- WRITTEN INSTRUCTION -
Check each line below for the word "Verifications", and copy those that have it.

-- RAW DATA start --

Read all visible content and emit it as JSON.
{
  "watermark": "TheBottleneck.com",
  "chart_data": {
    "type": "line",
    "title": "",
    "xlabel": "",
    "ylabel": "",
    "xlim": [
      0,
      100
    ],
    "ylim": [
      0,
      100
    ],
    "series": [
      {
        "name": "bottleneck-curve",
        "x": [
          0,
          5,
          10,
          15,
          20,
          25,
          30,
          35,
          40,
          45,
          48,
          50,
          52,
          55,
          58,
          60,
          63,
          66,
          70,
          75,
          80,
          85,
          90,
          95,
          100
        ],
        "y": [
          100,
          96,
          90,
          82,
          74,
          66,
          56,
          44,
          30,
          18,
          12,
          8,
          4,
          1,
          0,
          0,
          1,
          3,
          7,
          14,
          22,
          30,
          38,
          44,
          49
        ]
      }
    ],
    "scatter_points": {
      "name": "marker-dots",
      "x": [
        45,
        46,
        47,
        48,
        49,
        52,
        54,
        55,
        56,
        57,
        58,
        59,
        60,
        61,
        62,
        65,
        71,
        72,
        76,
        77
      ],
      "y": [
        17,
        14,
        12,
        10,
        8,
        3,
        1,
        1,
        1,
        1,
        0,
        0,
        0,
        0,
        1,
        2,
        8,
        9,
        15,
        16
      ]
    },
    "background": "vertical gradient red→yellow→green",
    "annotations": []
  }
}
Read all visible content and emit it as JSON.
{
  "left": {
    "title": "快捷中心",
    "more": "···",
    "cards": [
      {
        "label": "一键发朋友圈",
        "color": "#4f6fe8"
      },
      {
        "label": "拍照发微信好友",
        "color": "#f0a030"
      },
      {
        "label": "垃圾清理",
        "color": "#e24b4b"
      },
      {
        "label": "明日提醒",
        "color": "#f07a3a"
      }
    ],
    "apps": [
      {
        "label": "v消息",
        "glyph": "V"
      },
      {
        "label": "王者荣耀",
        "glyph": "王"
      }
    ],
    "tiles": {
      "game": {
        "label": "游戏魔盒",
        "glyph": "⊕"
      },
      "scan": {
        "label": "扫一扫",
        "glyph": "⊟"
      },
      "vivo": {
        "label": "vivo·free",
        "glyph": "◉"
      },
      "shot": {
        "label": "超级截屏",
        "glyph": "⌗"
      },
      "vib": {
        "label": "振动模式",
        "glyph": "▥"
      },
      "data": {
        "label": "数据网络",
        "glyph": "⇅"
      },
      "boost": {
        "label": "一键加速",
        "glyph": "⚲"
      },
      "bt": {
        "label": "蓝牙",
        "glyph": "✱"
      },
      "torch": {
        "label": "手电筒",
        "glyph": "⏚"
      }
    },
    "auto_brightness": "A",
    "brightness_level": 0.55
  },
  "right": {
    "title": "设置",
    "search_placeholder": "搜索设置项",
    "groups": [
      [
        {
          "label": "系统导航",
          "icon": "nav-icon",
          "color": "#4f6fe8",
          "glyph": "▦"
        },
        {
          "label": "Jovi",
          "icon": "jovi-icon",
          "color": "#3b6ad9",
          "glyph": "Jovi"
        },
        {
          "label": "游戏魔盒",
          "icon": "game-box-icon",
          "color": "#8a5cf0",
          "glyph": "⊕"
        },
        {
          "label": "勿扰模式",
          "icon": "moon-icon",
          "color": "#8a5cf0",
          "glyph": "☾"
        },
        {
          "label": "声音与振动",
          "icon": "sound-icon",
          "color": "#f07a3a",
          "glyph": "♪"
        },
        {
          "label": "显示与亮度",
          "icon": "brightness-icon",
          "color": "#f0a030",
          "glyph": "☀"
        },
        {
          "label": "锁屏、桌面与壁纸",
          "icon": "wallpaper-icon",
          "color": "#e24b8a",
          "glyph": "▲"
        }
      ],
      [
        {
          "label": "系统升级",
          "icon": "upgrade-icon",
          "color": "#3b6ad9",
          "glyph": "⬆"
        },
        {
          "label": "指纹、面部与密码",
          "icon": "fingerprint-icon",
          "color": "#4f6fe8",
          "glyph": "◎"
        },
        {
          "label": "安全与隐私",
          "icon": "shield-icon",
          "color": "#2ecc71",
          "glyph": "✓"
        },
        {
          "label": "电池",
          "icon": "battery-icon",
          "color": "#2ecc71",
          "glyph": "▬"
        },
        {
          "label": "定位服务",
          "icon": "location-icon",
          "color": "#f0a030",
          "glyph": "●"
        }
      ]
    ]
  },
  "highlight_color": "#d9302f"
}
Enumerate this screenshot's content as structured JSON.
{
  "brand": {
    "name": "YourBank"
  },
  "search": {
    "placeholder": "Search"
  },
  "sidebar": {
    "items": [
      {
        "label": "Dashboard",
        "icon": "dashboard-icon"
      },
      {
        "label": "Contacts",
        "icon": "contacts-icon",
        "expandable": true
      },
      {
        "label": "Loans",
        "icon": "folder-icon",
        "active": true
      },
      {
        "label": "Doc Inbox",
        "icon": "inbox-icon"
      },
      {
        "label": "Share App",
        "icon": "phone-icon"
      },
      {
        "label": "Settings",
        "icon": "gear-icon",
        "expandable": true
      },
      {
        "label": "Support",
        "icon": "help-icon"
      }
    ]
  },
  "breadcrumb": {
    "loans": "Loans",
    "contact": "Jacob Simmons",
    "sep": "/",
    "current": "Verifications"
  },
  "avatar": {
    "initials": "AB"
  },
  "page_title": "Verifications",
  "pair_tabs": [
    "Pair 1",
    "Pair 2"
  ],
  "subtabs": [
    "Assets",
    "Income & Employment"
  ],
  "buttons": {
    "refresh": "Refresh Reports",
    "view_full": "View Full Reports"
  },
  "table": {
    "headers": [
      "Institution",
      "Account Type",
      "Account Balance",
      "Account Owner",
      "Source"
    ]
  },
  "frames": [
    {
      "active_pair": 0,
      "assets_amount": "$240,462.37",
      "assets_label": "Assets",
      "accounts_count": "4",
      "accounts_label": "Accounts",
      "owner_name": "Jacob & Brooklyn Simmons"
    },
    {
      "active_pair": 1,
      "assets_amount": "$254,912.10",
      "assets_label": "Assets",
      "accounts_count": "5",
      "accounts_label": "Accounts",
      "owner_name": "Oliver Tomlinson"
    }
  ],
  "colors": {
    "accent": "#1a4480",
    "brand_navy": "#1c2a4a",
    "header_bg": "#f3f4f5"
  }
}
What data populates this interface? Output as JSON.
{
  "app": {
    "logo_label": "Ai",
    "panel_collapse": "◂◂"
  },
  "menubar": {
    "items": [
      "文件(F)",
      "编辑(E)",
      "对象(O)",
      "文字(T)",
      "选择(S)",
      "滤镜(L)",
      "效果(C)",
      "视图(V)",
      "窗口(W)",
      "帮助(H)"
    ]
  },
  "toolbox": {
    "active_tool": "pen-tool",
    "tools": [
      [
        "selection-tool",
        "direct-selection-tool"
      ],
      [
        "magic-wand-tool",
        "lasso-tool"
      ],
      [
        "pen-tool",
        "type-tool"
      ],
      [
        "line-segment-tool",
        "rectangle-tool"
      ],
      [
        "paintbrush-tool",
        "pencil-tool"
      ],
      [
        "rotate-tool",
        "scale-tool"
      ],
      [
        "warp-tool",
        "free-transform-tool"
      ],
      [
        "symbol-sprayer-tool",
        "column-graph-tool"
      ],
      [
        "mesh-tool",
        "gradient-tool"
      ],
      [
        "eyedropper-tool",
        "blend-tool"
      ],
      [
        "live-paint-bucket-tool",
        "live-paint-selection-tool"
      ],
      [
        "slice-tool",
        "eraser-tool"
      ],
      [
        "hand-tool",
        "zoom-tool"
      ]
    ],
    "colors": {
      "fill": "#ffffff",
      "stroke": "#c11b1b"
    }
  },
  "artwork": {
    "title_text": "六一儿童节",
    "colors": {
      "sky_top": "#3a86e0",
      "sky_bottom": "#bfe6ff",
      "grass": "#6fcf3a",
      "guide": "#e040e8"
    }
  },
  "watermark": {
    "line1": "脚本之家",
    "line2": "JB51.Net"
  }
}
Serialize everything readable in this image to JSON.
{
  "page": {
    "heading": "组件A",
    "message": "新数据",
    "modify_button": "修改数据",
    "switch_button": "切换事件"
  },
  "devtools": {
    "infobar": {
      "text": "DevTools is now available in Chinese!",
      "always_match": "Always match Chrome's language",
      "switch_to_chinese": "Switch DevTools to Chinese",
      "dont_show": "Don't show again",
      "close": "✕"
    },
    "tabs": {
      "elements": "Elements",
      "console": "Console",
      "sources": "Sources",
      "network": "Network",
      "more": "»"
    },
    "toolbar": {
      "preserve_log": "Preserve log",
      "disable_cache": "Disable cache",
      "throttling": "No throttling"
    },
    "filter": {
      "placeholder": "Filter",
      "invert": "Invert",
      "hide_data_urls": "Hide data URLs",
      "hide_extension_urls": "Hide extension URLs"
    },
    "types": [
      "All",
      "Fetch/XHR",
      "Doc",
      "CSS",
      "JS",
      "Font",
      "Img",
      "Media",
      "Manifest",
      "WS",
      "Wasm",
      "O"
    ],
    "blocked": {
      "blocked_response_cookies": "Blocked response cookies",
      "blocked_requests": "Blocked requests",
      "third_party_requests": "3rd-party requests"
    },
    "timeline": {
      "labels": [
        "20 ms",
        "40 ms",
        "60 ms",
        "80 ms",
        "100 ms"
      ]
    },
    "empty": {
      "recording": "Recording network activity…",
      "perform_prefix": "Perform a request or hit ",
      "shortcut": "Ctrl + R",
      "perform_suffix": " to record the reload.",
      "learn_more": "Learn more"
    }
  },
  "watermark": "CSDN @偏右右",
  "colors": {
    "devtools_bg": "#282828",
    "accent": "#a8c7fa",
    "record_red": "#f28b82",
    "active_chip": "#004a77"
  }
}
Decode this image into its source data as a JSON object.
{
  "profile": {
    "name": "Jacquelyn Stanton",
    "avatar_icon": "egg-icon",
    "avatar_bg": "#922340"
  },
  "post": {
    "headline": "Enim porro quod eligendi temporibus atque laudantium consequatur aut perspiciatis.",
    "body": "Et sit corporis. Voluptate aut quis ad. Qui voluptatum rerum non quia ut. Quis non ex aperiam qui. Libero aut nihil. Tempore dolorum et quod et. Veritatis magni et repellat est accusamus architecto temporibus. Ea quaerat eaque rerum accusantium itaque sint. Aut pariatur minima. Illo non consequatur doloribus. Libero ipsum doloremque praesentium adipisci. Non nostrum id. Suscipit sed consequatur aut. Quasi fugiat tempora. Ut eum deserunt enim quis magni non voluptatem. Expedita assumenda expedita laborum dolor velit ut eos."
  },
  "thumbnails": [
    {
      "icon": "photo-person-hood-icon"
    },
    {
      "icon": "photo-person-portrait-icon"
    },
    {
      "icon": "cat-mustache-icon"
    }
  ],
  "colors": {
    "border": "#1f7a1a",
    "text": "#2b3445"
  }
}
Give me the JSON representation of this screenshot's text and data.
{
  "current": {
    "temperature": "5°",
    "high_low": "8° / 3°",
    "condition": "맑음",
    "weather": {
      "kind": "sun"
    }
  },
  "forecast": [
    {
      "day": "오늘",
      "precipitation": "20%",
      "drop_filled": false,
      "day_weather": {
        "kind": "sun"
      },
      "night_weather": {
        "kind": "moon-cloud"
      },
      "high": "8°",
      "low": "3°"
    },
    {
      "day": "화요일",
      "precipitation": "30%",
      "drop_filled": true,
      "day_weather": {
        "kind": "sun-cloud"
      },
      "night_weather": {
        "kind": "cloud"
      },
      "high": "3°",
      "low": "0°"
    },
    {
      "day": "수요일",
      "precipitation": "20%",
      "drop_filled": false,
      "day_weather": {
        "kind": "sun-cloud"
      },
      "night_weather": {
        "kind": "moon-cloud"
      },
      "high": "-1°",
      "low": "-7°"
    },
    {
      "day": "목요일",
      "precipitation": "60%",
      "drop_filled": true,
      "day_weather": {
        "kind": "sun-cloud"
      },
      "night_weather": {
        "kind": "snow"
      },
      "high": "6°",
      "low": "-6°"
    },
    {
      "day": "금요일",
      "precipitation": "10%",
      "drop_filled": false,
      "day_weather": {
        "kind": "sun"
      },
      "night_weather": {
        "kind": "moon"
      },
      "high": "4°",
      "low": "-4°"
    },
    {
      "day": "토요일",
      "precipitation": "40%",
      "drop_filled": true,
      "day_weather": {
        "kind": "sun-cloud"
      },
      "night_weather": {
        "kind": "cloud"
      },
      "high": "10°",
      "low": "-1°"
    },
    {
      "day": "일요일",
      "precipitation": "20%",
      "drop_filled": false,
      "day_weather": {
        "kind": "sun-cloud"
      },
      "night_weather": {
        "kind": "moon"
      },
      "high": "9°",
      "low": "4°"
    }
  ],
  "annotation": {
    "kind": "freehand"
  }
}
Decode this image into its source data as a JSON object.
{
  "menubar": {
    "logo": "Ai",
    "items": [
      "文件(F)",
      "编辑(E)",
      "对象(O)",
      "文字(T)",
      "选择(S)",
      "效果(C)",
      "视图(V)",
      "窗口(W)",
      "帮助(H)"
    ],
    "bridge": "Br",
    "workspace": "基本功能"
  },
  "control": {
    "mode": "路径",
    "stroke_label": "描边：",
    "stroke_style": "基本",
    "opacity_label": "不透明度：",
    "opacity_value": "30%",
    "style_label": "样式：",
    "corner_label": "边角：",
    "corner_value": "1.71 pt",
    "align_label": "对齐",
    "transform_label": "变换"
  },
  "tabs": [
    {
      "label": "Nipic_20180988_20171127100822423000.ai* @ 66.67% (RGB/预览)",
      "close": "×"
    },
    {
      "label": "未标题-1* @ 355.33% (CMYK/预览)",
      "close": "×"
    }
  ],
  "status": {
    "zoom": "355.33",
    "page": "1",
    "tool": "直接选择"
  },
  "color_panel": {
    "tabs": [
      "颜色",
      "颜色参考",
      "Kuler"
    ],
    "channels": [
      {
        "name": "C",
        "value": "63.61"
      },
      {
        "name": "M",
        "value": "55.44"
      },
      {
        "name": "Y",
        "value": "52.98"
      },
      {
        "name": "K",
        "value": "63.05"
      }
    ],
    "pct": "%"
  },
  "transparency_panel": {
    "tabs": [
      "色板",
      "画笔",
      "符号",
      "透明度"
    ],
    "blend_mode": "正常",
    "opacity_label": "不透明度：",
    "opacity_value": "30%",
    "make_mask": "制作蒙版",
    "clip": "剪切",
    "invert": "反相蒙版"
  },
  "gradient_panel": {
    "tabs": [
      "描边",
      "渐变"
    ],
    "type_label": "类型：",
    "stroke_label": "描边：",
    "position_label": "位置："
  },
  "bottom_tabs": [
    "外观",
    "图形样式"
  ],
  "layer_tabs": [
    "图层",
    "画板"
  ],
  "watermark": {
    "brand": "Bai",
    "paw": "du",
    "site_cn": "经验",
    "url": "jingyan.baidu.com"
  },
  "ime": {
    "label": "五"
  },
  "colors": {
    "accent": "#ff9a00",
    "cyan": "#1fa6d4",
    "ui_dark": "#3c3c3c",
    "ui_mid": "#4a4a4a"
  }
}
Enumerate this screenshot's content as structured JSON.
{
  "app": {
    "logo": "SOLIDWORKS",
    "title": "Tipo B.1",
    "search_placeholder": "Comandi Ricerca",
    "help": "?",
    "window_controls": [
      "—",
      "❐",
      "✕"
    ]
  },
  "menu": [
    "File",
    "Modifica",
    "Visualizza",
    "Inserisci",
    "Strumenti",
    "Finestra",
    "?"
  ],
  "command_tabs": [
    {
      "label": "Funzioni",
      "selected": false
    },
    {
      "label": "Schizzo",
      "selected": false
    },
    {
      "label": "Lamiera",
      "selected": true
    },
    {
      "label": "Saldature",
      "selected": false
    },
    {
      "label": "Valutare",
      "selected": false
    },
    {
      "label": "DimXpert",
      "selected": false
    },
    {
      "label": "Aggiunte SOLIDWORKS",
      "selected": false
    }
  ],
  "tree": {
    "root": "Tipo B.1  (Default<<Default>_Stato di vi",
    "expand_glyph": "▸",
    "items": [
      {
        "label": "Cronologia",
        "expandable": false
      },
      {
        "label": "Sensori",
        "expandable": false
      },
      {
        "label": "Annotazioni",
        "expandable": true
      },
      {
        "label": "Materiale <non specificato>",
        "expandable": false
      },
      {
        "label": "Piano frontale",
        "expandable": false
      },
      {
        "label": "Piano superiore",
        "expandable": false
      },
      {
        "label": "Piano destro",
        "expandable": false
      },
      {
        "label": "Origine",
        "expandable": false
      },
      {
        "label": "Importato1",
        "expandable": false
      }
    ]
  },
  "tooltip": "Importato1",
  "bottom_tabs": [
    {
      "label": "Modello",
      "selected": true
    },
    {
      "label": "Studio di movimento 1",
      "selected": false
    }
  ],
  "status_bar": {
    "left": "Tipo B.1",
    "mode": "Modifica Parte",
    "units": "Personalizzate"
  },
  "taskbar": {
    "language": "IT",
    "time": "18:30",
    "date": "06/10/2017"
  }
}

-- RAW DATA end --

- EXERCISE ANSWER -
    "current": "Verifications"
  "page_title": "Verifications",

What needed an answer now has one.